Saved data entries -

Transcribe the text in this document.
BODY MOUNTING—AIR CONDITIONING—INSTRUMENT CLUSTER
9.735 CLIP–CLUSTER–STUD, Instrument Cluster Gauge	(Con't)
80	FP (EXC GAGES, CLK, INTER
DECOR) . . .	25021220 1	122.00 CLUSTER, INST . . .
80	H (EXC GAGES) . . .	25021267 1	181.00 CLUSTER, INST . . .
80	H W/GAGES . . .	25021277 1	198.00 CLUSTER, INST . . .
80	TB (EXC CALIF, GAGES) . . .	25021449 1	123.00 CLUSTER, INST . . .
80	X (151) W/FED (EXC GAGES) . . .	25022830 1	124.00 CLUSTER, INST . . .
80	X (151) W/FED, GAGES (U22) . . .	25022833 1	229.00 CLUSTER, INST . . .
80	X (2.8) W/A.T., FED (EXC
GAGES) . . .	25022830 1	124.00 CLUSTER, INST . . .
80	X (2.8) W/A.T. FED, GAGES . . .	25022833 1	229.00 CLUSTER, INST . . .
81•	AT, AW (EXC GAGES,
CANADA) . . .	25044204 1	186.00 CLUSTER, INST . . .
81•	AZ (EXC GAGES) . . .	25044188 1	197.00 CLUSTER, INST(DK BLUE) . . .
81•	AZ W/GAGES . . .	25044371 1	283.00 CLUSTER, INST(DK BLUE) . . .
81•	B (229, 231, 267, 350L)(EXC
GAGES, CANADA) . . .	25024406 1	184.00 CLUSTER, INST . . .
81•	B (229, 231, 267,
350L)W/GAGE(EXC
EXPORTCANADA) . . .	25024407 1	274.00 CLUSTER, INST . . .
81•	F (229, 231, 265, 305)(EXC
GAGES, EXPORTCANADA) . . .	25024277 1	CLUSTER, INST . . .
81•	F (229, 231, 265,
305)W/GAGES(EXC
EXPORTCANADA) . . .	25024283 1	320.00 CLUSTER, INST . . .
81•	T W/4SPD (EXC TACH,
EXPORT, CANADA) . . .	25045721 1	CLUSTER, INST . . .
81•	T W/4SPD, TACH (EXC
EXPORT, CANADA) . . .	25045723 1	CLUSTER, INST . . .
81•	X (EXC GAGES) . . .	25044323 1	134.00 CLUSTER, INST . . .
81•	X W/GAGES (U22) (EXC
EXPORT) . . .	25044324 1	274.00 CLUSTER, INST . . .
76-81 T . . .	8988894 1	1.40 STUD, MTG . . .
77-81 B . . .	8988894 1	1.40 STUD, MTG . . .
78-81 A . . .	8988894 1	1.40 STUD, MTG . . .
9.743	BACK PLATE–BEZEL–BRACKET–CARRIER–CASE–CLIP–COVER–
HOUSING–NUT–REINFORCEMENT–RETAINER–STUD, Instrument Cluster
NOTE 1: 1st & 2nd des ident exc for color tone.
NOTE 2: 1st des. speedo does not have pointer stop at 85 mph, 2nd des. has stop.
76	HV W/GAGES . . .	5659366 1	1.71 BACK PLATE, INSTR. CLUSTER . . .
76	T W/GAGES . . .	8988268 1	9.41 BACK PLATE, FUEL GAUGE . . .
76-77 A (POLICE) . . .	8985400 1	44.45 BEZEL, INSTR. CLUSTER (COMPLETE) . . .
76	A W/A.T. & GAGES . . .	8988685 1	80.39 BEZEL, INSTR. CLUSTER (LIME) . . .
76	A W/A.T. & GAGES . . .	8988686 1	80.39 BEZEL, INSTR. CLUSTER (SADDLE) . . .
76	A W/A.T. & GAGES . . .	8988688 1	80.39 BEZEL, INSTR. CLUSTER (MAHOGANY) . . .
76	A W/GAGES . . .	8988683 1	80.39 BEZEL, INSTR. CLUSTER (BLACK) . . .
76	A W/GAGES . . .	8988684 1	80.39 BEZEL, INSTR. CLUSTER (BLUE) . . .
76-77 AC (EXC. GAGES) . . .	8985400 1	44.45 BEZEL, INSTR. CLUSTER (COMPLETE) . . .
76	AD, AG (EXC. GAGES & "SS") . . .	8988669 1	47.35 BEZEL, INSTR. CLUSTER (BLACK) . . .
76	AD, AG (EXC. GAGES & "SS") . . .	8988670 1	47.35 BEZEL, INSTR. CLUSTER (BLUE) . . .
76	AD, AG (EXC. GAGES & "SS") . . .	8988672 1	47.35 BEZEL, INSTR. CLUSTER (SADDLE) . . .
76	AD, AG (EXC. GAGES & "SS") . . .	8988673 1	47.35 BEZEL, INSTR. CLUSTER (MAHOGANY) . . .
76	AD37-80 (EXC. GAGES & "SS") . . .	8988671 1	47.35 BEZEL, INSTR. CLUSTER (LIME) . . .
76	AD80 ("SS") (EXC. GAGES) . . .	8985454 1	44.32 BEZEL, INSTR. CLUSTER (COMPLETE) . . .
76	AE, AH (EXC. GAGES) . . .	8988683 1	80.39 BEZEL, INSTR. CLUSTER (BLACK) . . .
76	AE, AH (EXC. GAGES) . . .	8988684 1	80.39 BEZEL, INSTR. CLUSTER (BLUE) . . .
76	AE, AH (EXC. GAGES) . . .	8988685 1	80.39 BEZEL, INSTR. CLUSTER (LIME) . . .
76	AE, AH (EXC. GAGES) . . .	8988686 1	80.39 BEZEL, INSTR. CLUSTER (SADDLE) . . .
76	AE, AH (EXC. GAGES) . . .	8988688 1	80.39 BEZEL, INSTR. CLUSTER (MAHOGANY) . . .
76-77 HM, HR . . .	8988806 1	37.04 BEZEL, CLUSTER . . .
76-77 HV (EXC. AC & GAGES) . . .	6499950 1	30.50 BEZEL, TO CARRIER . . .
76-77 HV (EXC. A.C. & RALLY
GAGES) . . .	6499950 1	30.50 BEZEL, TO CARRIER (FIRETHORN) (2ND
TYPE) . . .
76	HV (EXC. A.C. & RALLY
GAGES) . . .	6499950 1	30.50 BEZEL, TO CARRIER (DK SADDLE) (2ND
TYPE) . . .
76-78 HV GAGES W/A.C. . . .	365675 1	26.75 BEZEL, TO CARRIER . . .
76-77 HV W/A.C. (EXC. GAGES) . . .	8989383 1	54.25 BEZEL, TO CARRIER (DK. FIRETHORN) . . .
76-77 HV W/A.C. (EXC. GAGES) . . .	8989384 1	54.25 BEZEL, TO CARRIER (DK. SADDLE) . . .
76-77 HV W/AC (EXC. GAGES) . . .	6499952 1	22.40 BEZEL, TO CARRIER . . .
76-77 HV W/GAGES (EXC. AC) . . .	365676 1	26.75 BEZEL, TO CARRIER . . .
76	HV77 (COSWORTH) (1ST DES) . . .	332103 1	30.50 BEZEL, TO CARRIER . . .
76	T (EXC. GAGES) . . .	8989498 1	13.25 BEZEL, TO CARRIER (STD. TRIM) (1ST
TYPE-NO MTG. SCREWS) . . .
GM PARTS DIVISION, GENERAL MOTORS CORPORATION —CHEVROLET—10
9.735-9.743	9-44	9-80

WRITTEN TASK - State how many lines include the string "EXPORTCANADA", and nothing more.

ANSWER TO THIS EXERCISE - 3